§ TO BE DONE: Read the entries below and pull out each line with the string "Year".

§ DATA FOR PROCESSING:
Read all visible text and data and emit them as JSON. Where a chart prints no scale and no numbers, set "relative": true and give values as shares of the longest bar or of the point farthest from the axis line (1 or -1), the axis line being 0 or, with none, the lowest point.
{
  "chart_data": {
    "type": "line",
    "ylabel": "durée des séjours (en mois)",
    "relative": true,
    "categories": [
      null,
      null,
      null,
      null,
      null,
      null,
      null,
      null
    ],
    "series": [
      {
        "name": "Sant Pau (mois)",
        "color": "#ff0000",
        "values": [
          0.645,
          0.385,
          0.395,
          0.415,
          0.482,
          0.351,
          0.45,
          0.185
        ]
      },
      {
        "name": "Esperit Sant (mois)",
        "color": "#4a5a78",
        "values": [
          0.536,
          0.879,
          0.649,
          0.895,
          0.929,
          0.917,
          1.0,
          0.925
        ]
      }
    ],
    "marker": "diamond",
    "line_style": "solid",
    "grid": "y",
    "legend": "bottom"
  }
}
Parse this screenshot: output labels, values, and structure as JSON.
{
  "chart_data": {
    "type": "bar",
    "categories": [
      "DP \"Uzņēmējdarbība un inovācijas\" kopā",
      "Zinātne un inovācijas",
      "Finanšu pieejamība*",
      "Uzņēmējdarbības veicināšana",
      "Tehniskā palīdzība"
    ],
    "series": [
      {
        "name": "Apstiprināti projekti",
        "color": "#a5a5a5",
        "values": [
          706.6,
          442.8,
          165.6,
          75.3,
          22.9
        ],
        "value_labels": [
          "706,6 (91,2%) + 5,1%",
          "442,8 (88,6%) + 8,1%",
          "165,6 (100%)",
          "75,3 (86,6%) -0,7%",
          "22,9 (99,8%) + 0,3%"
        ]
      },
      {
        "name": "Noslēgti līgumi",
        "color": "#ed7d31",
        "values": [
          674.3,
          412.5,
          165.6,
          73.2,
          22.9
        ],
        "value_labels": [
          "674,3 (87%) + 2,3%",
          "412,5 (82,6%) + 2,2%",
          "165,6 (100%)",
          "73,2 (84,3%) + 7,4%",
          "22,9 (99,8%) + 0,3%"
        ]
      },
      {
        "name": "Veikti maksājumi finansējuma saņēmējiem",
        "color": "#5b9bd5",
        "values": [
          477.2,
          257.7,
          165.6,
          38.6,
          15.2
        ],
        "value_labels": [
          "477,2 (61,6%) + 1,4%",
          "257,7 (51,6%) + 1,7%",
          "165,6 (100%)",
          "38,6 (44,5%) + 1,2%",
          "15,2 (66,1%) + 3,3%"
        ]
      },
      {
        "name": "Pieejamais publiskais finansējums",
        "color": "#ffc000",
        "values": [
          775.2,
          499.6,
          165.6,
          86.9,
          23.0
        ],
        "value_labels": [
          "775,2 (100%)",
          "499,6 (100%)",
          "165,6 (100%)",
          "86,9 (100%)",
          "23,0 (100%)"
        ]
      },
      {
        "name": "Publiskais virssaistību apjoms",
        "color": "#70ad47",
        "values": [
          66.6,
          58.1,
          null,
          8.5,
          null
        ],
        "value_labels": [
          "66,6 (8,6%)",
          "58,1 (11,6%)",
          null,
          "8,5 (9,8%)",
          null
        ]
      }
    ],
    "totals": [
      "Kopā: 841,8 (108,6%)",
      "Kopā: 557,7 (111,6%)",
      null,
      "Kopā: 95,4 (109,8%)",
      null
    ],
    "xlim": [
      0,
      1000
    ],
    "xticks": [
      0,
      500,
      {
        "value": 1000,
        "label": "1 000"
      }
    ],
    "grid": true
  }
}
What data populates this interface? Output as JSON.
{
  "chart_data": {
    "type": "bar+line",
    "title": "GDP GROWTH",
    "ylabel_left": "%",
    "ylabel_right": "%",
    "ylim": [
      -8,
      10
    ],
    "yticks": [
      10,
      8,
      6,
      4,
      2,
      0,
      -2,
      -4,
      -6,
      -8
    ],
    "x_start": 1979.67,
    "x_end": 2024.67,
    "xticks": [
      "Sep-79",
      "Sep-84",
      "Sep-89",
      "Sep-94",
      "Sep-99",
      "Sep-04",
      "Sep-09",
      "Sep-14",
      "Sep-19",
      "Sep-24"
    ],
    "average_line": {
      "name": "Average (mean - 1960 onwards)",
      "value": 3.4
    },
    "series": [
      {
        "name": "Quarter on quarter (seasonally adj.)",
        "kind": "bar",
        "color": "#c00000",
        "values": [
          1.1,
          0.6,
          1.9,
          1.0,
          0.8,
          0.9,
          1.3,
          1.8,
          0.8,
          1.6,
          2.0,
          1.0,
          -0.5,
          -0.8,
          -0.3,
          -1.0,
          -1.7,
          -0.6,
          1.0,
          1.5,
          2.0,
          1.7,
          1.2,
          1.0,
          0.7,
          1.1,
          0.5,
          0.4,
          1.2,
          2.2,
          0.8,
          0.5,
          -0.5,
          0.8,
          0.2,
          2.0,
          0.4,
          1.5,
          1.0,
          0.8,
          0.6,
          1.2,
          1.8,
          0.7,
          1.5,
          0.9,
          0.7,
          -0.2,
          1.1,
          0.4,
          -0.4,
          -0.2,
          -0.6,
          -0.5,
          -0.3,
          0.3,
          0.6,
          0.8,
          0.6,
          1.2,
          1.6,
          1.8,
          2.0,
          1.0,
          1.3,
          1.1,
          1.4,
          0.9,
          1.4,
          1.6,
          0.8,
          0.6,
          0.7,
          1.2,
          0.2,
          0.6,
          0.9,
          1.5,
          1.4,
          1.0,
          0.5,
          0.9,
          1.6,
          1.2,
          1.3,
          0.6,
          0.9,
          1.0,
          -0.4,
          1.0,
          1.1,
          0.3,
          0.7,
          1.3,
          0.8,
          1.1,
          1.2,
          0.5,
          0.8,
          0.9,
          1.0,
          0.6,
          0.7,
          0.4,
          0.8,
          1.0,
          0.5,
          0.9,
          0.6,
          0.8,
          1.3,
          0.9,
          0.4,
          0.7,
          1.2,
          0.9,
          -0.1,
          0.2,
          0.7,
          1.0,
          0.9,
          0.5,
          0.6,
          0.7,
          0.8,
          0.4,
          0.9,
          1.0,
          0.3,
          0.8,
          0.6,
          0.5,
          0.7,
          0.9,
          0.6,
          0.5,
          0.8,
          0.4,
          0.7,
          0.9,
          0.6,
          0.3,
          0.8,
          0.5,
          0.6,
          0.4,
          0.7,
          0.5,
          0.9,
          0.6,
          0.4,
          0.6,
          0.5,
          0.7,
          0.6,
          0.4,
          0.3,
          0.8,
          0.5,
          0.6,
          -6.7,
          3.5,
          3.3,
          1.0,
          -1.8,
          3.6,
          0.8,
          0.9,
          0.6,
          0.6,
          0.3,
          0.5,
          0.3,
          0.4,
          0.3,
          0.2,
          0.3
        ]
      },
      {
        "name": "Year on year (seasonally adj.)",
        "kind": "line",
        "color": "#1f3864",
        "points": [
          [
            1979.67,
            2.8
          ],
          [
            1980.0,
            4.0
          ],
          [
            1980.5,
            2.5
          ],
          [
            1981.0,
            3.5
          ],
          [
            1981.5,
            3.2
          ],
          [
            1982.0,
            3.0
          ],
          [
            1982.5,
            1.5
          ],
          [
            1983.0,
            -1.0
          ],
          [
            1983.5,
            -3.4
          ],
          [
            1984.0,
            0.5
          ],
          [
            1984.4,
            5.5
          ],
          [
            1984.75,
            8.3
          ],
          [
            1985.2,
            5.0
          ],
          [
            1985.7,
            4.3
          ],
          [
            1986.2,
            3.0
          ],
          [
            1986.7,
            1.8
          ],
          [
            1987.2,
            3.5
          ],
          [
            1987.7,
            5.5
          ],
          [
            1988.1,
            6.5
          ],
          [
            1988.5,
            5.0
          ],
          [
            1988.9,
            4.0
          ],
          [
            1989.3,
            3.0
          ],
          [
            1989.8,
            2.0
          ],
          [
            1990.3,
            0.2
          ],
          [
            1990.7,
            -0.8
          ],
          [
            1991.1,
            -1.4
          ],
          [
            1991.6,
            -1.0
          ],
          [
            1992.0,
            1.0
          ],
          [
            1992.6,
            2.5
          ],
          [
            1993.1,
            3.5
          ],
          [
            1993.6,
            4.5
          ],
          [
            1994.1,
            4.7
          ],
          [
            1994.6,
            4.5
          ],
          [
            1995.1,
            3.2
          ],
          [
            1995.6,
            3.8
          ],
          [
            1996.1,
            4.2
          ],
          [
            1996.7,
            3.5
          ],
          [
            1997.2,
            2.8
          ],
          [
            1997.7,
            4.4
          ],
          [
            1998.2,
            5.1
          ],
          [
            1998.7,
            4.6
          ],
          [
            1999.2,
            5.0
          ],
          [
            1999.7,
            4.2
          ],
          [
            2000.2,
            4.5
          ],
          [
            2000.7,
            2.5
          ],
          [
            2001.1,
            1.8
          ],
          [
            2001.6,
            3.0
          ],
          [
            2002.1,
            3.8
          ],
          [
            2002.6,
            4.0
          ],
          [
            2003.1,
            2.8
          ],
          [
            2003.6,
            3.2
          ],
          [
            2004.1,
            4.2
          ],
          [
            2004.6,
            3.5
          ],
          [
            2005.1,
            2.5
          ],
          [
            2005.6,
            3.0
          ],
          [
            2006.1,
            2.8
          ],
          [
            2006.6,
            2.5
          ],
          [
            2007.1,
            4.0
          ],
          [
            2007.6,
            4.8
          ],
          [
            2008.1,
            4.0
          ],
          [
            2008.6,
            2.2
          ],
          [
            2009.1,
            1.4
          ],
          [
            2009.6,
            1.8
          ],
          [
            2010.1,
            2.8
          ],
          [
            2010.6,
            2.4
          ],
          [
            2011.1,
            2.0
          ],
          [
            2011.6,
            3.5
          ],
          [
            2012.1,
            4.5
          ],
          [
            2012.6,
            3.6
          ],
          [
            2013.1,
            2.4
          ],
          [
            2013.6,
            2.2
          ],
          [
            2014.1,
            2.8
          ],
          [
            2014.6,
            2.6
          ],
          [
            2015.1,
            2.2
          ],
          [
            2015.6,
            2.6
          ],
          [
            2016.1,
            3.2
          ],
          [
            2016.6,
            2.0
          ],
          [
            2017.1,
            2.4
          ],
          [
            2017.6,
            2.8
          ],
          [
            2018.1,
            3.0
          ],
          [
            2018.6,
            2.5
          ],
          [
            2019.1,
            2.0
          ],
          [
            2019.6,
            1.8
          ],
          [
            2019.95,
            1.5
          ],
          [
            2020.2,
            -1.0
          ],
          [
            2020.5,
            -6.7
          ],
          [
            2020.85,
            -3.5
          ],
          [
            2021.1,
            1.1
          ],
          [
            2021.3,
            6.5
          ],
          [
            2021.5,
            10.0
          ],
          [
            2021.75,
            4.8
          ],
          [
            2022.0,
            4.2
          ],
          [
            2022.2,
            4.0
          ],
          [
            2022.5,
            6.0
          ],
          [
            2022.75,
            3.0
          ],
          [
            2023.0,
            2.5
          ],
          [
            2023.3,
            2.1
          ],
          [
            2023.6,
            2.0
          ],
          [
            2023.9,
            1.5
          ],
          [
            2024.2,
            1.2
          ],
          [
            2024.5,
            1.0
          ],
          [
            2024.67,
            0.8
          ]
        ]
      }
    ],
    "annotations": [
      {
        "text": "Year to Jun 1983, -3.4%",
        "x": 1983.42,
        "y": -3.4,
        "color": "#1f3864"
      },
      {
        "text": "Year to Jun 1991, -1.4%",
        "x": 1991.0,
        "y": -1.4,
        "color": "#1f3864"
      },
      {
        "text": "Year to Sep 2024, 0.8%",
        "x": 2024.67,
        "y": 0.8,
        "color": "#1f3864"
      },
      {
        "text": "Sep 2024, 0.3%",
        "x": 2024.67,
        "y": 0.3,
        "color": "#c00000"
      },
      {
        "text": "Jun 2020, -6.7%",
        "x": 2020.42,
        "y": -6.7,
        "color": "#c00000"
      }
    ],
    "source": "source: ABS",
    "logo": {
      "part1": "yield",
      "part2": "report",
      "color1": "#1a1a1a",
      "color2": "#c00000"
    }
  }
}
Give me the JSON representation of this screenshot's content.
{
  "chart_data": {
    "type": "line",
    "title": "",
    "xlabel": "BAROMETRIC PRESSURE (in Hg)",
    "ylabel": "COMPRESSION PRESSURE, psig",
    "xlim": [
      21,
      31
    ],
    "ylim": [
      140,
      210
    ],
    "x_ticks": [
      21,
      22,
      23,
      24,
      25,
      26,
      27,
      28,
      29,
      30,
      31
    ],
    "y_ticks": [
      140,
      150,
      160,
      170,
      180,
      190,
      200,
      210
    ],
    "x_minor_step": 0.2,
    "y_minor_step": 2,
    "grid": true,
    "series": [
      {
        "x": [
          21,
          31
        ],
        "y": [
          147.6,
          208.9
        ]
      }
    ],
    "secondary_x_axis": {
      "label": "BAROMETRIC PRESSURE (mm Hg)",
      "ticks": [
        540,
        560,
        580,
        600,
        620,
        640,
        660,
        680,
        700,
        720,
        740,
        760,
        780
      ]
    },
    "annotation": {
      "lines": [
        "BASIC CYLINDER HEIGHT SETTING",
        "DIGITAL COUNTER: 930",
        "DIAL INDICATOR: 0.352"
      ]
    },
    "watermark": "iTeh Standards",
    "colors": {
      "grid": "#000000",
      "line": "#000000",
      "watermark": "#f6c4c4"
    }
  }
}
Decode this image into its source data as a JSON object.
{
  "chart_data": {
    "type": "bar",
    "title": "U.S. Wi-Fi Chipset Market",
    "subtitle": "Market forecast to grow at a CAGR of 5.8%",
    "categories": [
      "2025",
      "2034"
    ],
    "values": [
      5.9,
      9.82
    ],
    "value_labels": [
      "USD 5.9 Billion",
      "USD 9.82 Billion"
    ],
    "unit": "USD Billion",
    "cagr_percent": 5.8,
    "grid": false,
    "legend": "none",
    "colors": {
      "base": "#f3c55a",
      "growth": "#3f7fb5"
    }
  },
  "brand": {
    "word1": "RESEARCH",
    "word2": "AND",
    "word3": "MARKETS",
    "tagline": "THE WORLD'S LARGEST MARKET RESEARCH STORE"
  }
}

§ RESPONSE BELOW:
        "name": "Year on year (seasonally adj.)",
        "text": "Year to Jun 1983, -3.4%",
        "text": "Year to Jun 1991, -1.4%",
        "text": "Year to Sep 2024, 0.8%",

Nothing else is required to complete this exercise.